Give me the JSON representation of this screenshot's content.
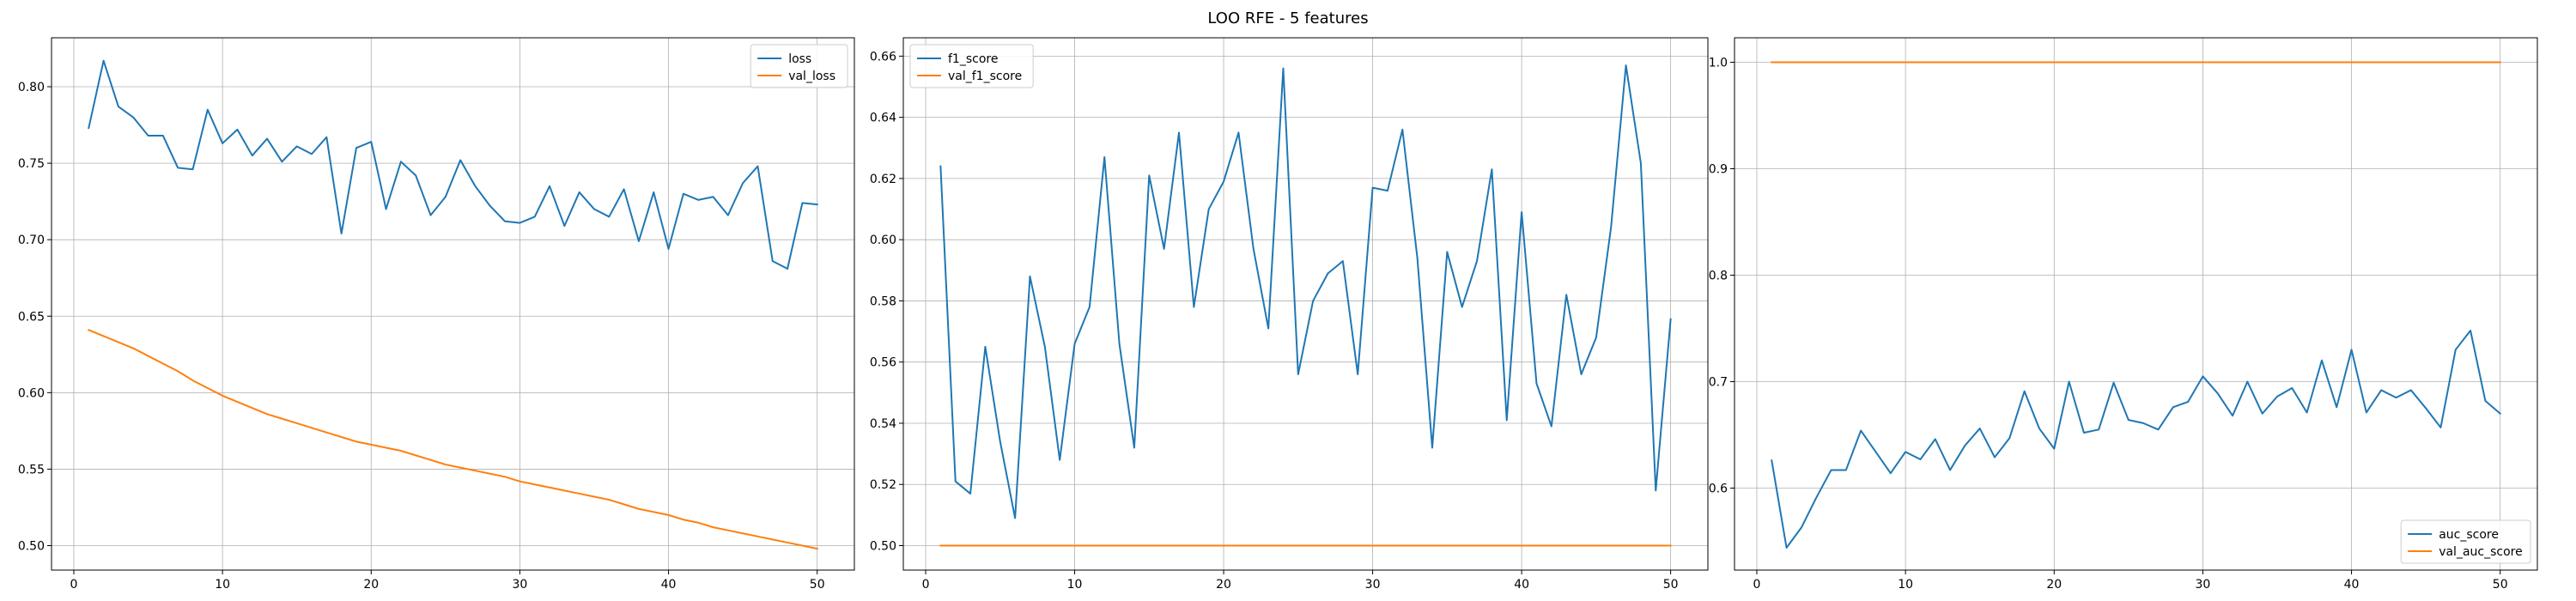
{
  "figure": {
    "suptitle": "LOO RFE - 5 features"
  },
  "colors": {
    "train": "#1f77b4",
    "val": "#ff7f0e"
  },
  "chart_data": [
    {
      "type": "line",
      "title": "",
      "xlabel": "",
      "ylabel": "",
      "xlim": [
        -1.5,
        52.5
      ],
      "ylim": [
        0.484,
        0.832
      ],
      "xticks": [
        0,
        10,
        20,
        30,
        40,
        50
      ],
      "yticks": [
        0.5,
        0.55,
        0.6,
        0.65,
        0.7,
        0.75,
        0.8
      ],
      "tick_decimals": 2,
      "grid": true,
      "legend_position": "top-right",
      "x": [
        1,
        2,
        3,
        4,
        5,
        6,
        7,
        8,
        9,
        10,
        11,
        12,
        13,
        14,
        15,
        16,
        17,
        18,
        19,
        20,
        21,
        22,
        23,
        24,
        25,
        26,
        27,
        28,
        29,
        30,
        31,
        32,
        33,
        34,
        35,
        36,
        37,
        38,
        39,
        40,
        41,
        42,
        43,
        44,
        45,
        46,
        47,
        48,
        49,
        50
      ],
      "series": [
        {
          "name": "loss",
          "color": "#1f77b4",
          "values": [
            0.773,
            0.817,
            0.787,
            0.78,
            0.768,
            0.768,
            0.747,
            0.746,
            0.785,
            0.763,
            0.772,
            0.755,
            0.766,
            0.751,
            0.761,
            0.756,
            0.767,
            0.704,
            0.76,
            0.764,
            0.72,
            0.751,
            0.742,
            0.716,
            0.728,
            0.752,
            0.735,
            0.722,
            0.712,
            0.711,
            0.715,
            0.735,
            0.709,
            0.731,
            0.72,
            0.715,
            0.733,
            0.699,
            0.731,
            0.694,
            0.73,
            0.726,
            0.728,
            0.716,
            0.737,
            0.748,
            0.686,
            0.681,
            0.724,
            0.723
          ]
        },
        {
          "name": "val_loss",
          "color": "#ff7f0e",
          "values": [
            0.641,
            0.637,
            0.633,
            0.629,
            0.624,
            0.619,
            0.614,
            0.608,
            0.603,
            0.598,
            0.594,
            0.59,
            0.586,
            0.583,
            0.58,
            0.577,
            0.574,
            0.571,
            0.568,
            0.566,
            0.564,
            0.562,
            0.559,
            0.556,
            0.553,
            0.551,
            0.549,
            0.547,
            0.545,
            0.542,
            0.54,
            0.538,
            0.536,
            0.534,
            0.532,
            0.53,
            0.527,
            0.524,
            0.522,
            0.52,
            0.517,
            0.515,
            0.512,
            0.51,
            0.508,
            0.506,
            0.504,
            0.502,
            0.5,
            0.498
          ]
        }
      ]
    },
    {
      "type": "line",
      "title": "",
      "xlabel": "",
      "ylabel": "",
      "xlim": [
        -1.5,
        52.5
      ],
      "ylim": [
        0.492,
        0.666
      ],
      "xticks": [
        0,
        10,
        20,
        30,
        40,
        50
      ],
      "yticks": [
        0.5,
        0.52,
        0.54,
        0.56,
        0.58,
        0.6,
        0.62,
        0.64,
        0.66
      ],
      "tick_decimals": 2,
      "grid": true,
      "legend_position": "top-left",
      "x": [
        1,
        2,
        3,
        4,
        5,
        6,
        7,
        8,
        9,
        10,
        11,
        12,
        13,
        14,
        15,
        16,
        17,
        18,
        19,
        20,
        21,
        22,
        23,
        24,
        25,
        26,
        27,
        28,
        29,
        30,
        31,
        32,
        33,
        34,
        35,
        36,
        37,
        38,
        39,
        40,
        41,
        42,
        43,
        44,
        45,
        46,
        47,
        48,
        49,
        50
      ],
      "series": [
        {
          "name": "f1_score",
          "color": "#1f77b4",
          "values": [
            0.624,
            0.521,
            0.517,
            0.565,
            0.534,
            0.509,
            0.588,
            0.565,
            0.528,
            0.566,
            0.578,
            0.627,
            0.566,
            0.532,
            0.621,
            0.597,
            0.635,
            0.578,
            0.61,
            0.619,
            0.635,
            0.597,
            0.571,
            0.656,
            0.556,
            0.58,
            0.589,
            0.593,
            0.556,
            0.617,
            0.616,
            0.636,
            0.594,
            0.532,
            0.596,
            0.578,
            0.593,
            0.623,
            0.541,
            0.609,
            0.553,
            0.539,
            0.582,
            0.556,
            0.568,
            0.604,
            0.657,
            0.625,
            0.518,
            0.574
          ]
        },
        {
          "name": "val_f1_score",
          "color": "#ff7f0e",
          "values": [
            0.5,
            0.5,
            0.5,
            0.5,
            0.5,
            0.5,
            0.5,
            0.5,
            0.5,
            0.5,
            0.5,
            0.5,
            0.5,
            0.5,
            0.5,
            0.5,
            0.5,
            0.5,
            0.5,
            0.5,
            0.5,
            0.5,
            0.5,
            0.5,
            0.5,
            0.5,
            0.5,
            0.5,
            0.5,
            0.5,
            0.5,
            0.5,
            0.5,
            0.5,
            0.5,
            0.5,
            0.5,
            0.5,
            0.5,
            0.5,
            0.5,
            0.5,
            0.5,
            0.5,
            0.5,
            0.5,
            0.5,
            0.5,
            0.5,
            0.5
          ]
        }
      ]
    },
    {
      "type": "line",
      "title": "",
      "xlabel": "",
      "ylabel": "",
      "xlim": [
        -1.5,
        52.5
      ],
      "ylim": [
        0.523,
        1.023
      ],
      "xticks": [
        0,
        10,
        20,
        30,
        40,
        50
      ],
      "yticks": [
        0.6,
        0.7,
        0.8,
        0.9,
        1.0
      ],
      "tick_decimals": 1,
      "grid": true,
      "legend_position": "bottom-right",
      "x": [
        1,
        2,
        3,
        4,
        5,
        6,
        7,
        8,
        9,
        10,
        11,
        12,
        13,
        14,
        15,
        16,
        17,
        18,
        19,
        20,
        21,
        22,
        23,
        24,
        25,
        26,
        27,
        28,
        29,
        30,
        31,
        32,
        33,
        34,
        35,
        36,
        37,
        38,
        39,
        40,
        41,
        42,
        43,
        44,
        45,
        46,
        47,
        48,
        49,
        50
      ],
      "series": [
        {
          "name": "auc_score",
          "color": "#1f77b4",
          "values": [
            0.626,
            0.544,
            0.563,
            0.591,
            0.617,
            0.617,
            0.654,
            0.634,
            0.614,
            0.634,
            0.627,
            0.646,
            0.617,
            0.64,
            0.656,
            0.629,
            0.647,
            0.691,
            0.656,
            0.637,
            0.7,
            0.652,
            0.655,
            0.699,
            0.664,
            0.661,
            0.655,
            0.676,
            0.681,
            0.705,
            0.689,
            0.668,
            0.7,
            0.67,
            0.686,
            0.694,
            0.671,
            0.72,
            0.676,
            0.73,
            0.671,
            0.692,
            0.685,
            0.692,
            0.675,
            0.657,
            0.73,
            0.748,
            0.682,
            0.67
          ]
        },
        {
          "name": "val_auc_score",
          "color": "#ff7f0e",
          "values": [
            1.0,
            1.0,
            1.0,
            1.0,
            1.0,
            1.0,
            1.0,
            1.0,
            1.0,
            1.0,
            1.0,
            1.0,
            1.0,
            1.0,
            1.0,
            1.0,
            1.0,
            1.0,
            1.0,
            1.0,
            1.0,
            1.0,
            1.0,
            1.0,
            1.0,
            1.0,
            1.0,
            1.0,
            1.0,
            1.0,
            1.0,
            1.0,
            1.0,
            1.0,
            1.0,
            1.0,
            1.0,
            1.0,
            1.0,
            1.0,
            1.0,
            1.0,
            1.0,
            1.0,
            1.0,
            1.0,
            1.0,
            1.0,
            1.0,
            1.0
          ]
        }
      ]
    }
  ]
}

--

What is expected »
Pull every line containing the word "right" out of the material and copy it.

Exercise result »
      "legend_position": "top-right",
      "legend_position": "bottom-right",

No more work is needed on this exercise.